Copy the lines holding the word "level", all of them.

===== Data excerpts

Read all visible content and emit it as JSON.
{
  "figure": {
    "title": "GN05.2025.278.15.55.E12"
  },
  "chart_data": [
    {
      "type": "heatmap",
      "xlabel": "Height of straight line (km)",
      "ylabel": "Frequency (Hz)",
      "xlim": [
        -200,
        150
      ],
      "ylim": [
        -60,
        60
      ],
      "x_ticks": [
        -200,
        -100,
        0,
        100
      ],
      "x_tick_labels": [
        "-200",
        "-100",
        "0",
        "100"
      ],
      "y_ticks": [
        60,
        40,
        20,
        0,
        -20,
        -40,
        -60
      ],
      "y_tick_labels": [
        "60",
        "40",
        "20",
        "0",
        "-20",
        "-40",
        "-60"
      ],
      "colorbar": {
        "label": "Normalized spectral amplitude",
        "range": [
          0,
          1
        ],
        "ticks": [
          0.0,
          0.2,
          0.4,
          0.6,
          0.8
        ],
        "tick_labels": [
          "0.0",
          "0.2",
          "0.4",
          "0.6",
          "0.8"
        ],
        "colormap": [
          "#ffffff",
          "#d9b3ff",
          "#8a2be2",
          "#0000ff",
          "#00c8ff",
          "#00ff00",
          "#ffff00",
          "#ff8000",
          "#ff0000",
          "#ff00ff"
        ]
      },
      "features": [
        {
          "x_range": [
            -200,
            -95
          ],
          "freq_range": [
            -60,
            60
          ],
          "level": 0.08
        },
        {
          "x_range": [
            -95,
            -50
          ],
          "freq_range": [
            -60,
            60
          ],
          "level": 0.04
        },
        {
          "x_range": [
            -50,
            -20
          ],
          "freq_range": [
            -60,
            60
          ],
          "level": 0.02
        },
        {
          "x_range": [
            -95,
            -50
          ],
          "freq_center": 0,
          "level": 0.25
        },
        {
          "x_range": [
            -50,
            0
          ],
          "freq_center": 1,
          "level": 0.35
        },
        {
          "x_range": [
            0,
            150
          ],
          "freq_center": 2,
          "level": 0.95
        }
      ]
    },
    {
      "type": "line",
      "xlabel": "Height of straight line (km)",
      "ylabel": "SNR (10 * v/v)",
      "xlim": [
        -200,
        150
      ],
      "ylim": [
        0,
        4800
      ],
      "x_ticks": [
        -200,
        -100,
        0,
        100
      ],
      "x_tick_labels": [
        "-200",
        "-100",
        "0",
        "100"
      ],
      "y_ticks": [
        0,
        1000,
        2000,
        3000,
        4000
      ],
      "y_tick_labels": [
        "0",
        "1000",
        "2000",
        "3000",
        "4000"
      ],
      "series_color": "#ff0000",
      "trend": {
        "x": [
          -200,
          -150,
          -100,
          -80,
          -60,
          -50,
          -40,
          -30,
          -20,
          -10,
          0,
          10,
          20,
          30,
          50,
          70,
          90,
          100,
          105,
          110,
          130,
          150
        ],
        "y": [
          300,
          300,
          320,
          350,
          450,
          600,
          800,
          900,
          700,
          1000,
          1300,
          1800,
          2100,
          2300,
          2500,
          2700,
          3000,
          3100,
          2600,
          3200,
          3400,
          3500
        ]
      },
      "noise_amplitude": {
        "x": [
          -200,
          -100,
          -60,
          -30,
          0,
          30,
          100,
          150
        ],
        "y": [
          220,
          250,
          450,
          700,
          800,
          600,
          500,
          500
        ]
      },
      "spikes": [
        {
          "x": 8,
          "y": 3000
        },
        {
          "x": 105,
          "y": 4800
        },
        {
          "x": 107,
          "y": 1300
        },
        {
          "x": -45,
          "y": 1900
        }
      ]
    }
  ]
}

==========

Task output
          "level": 0.08
          "level": 0.04
          "level": 0.02
          "level": 0.25
          "level": 0.35
          "level": 0.95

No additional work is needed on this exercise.